[Stored items]
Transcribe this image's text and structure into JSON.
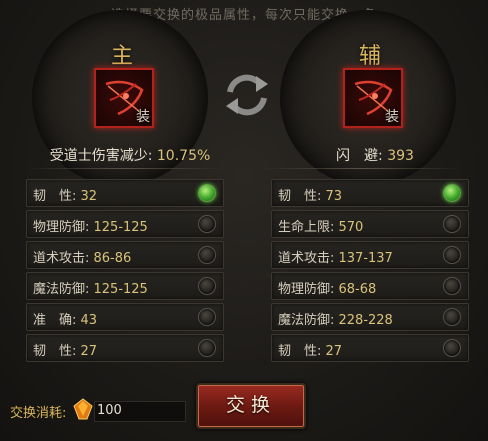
{
  "hint": "选择要交换的极品属性，每次只能交换一条",
  "main_slot": {
    "title": "主",
    "equip_tag": "装",
    "main_stat_label": "受道士伤害减少: ",
    "main_stat_value": "10.75%"
  },
  "aux_slot": {
    "title": "辅",
    "equip_tag": "装",
    "main_stat_label": "闪　避: ",
    "main_stat_value": "393"
  },
  "left_stats": [
    {
      "label": "韧　性: ",
      "value": "32",
      "selected": true
    },
    {
      "label": "物理防御: ",
      "value": "125-125",
      "selected": false
    },
    {
      "label": "道术攻击: ",
      "value": "86-86",
      "selected": false
    },
    {
      "label": "魔法防御: ",
      "value": "125-125",
      "selected": false
    },
    {
      "label": "准　确: ",
      "value": "43",
      "selected": false
    },
    {
      "label": "韧　性: ",
      "value": "27",
      "selected": false
    }
  ],
  "right_stats": [
    {
      "label": "韧　性: ",
      "value": "73",
      "selected": true
    },
    {
      "label": "生命上限: ",
      "value": "570",
      "selected": false
    },
    {
      "label": "道术攻击: ",
      "value": "137-137",
      "selected": false
    },
    {
      "label": "物理防御: ",
      "value": "68-68",
      "selected": false
    },
    {
      "label": "魔法防御: ",
      "value": "228-228",
      "selected": false
    },
    {
      "label": "韧　性: ",
      "value": "27",
      "selected": false
    }
  ],
  "footer": {
    "cost_label": "交换消耗:",
    "cost_value": "100",
    "swap_button": "交换"
  },
  "colors": {
    "accent_gold": "#d8b45a",
    "button_red": "#9a2a20",
    "radio_on": "#3ea52a"
  },
  "icons": {
    "swap": "swap-arrows-icon",
    "equipment": "bow-equipment-icon",
    "currency": "gem-icon"
  }
}
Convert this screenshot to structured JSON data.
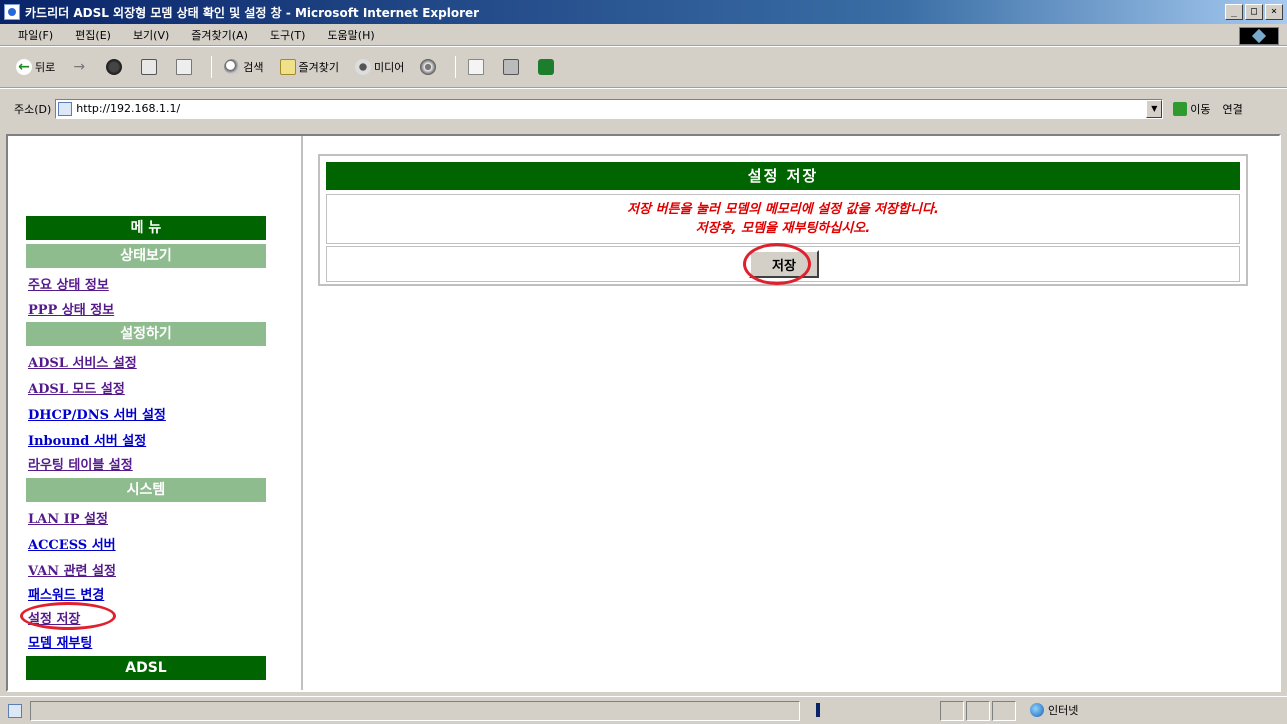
{
  "window": {
    "title": "카드리더 ADSL 외장형 모뎀 상태 확인 및 설정 창 - Microsoft Internet Explorer",
    "buttons": [
      "_",
      "□",
      "×"
    ]
  },
  "menubar": {
    "items": [
      "파일(F)",
      "편집(E)",
      "보기(V)",
      "즐겨찾기(A)",
      "도구(T)",
      "도움말(H)"
    ]
  },
  "toolbar": {
    "back": "뒤로",
    "search": "검색",
    "favorites": "즐겨찾기",
    "media": "미디어"
  },
  "address": {
    "label": "주소(D)",
    "url": "http://192.168.1.1/",
    "go": "이동",
    "links": "연결"
  },
  "sidebar": {
    "header": "메 뉴",
    "section_status": "상태보기",
    "link_main_status": "주요 상태 정보",
    "link_ppp_status": "PPP 상태 정보",
    "section_settings": "설정하기",
    "link_adsl_service": "ADSL 서비스 설정",
    "link_adsl_mode": "ADSL 모드 설정",
    "link_dhcp_dns": "DHCP/DNS 서버 설정",
    "link_inbound": "Inbound 서버 설정",
    "link_routing": "라우팅 테이블 설정",
    "section_system": "시스템",
    "link_lan_ip": "LAN IP 설정",
    "link_access": "ACCESS 서버",
    "link_van": "VAN 관련 설정",
    "link_password": "패스워드 변경",
    "link_save": "설정 저장",
    "link_reboot": "모뎀 재부팅",
    "footer": "ADSL"
  },
  "panel": {
    "title": "설정 저장",
    "message_line1": "저장 버튼을 눌러 모뎀의 메모리에 설정 값을 저장합니다.",
    "message_line2": "저장후, 모뎀을 재부팅하십시오.",
    "save_button": "저장"
  },
  "statusbar": {
    "zone": "인터넷"
  },
  "colors": {
    "menu_green": "#006400",
    "section_green": "#8fbc8f",
    "message_red": "#e00000",
    "annotation_red": "#e0202c"
  }
}
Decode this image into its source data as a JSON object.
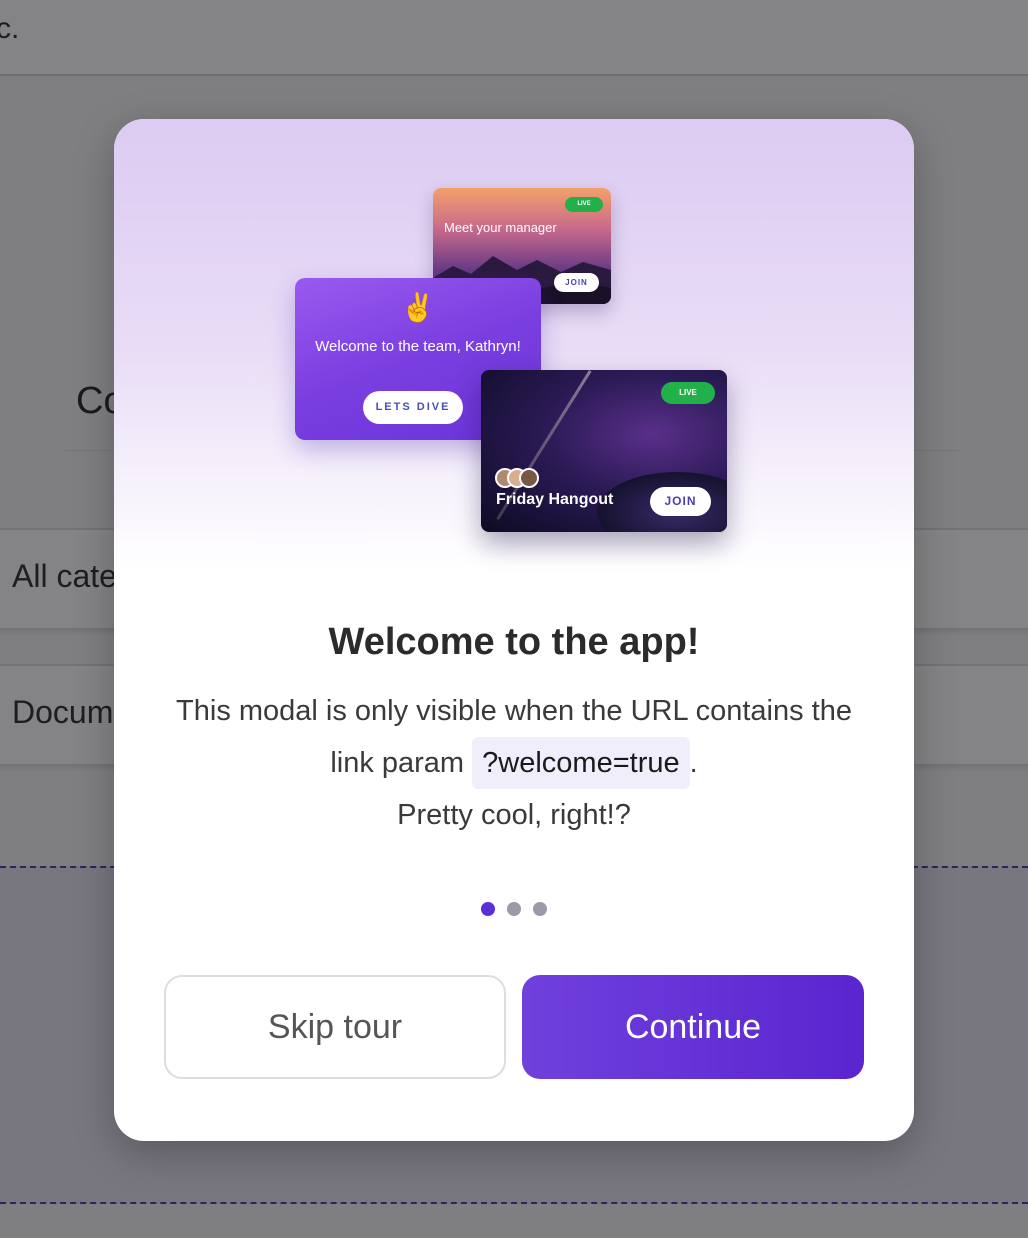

### To do
Leave the pictures out and copy the rest of the data exactly.

### Task result
Transcribe this image's text and structure into JSON.
{
  "hint": "选择要交换的极品属性，每次只能交换一条",
  "main_slot": {
    "title": "主",
    "equip_tag": "装",
    "main_stat_label": "受道士伤害减少: ",
    "main_stat_value": "10.75%"
  },
  "aux_slot": {
    "title": "辅",
    "equip_tag": "装",
    "main_stat_label": "闪　避: ",
    "main_stat_value": "393"
  },
  "left_stats": [
    {
      "label": "韧　性: ",
      "value": "32",
      "selected": true
    },
    {
      "label": "物理防御: ",
      "value": "125-125",
      "selected": false
    },
    {
      "label": "道术攻击: ",
      "value": "86-86",
      "selected": false
    },
    {
      "label": "魔法防御: ",
      "value": "125-125",
      "selected": false
    },
    {
      "label": "准　确: ",
      "value": "43",
      "selected": false
    },
    {
      "label": "韧　性: ",
      "value": "27",
      "selected": false
    }
  ],
  "right_stats": [
    {
      "label": "韧　性: ",
      "value": "73",
      "selected": true
    },
    {
      "label": "生命上限: ",
      "value": "570",
      "selected": false
    },
    {
      "label": "道术攻击: ",
      "value": "137-137",
      "selected": false
    },
    {
      "label": "物理防御: ",
      "value": "68-68",
      "selected": false
    },
    {
      "label": "魔法防御: ",
      "value": "228-228",
      "selected": false
    },
    {
      "label": "韧　性: ",
      "value": "27",
      "selected": false
    }
  ],
  "footer": {
    "cost_label": "交换消耗:",
    "cost_value": "100",
    "swap_button": "交换"
  },
  "colors": {
    "accent_gold": "#d8b45a",
    "button_red": "#9a2a20",
    "radio_on": "#3ea52a"
  },
  "icons": {
    "swap": "swap-arrows-icon",
    "equipment": "bow-equipment-icon",
    "currency": "gem-icon"
  }
}
Convert this screenshot to structured JSON data.
{
  "window": {
    "title": "카드리더 ADSL 외장형 모뎀 상태 확인 및 설정 창 - Microsoft Internet Explorer",
    "buttons": [
      "_",
      "□",
      "×"
    ]
  },
  "menubar": {
    "items": [
      "파일(F)",
      "편집(E)",
      "보기(V)",
      "즐겨찾기(A)",
      "도구(T)",
      "도움말(H)"
    ]
  },
  "toolbar": {
    "back": "뒤로",
    "search": "검색",
    "favorites": "즐겨찾기",
    "media": "미디어"
  },
  "address": {
    "label": "주소(D)",
    "url": "http://192.168.1.1/",
    "go": "이동",
    "links": "연결"
  },
  "sidebar": {
    "header": "메 뉴",
    "section_status": "상태보기",
    "link_main_status": "주요 상태 정보",
    "link_ppp_status": "PPP 상태 정보",
    "section_settings": "설정하기",
    "link_adsl_service": "ADSL 서비스 설정",
    "link_adsl_mode": "ADSL 모드 설정",
    "link_dhcp_dns": "DHCP/DNS 서버 설정",
    "link_inbound": "Inbound 서버 설정",
    "link_routing": "라우팅 테이블 설정",
    "section_system": "시스템",
    "link_lan_ip": "LAN IP 설정",
    "link_access": "ACCESS 서버",
    "link_van": "VAN 관련 설정",
    "link_password": "패스워드 변경",
    "link_save": "설정 저장",
    "link_reboot": "모뎀 재부팅",
    "footer": "ADSL"
  },
  "panel": {
    "title": "설정 저장",
    "message_line1": "저장 버튼을 눌러 모뎀의 메모리에 설정 값을 저장합니다.",
    "message_line2": "저장후, 모뎀을 재부팅하십시오.",
    "save_button": "저장"
  },
  "statusbar": {
    "zone": "인터넷"
  },
  "colors": {
    "menu_green": "#006400",
    "section_green": "#8fbc8f",
    "message_red": "#e00000",
    "annotation_red": "#e0202c"
  }
}
Decode this image into its source data as a JSON object.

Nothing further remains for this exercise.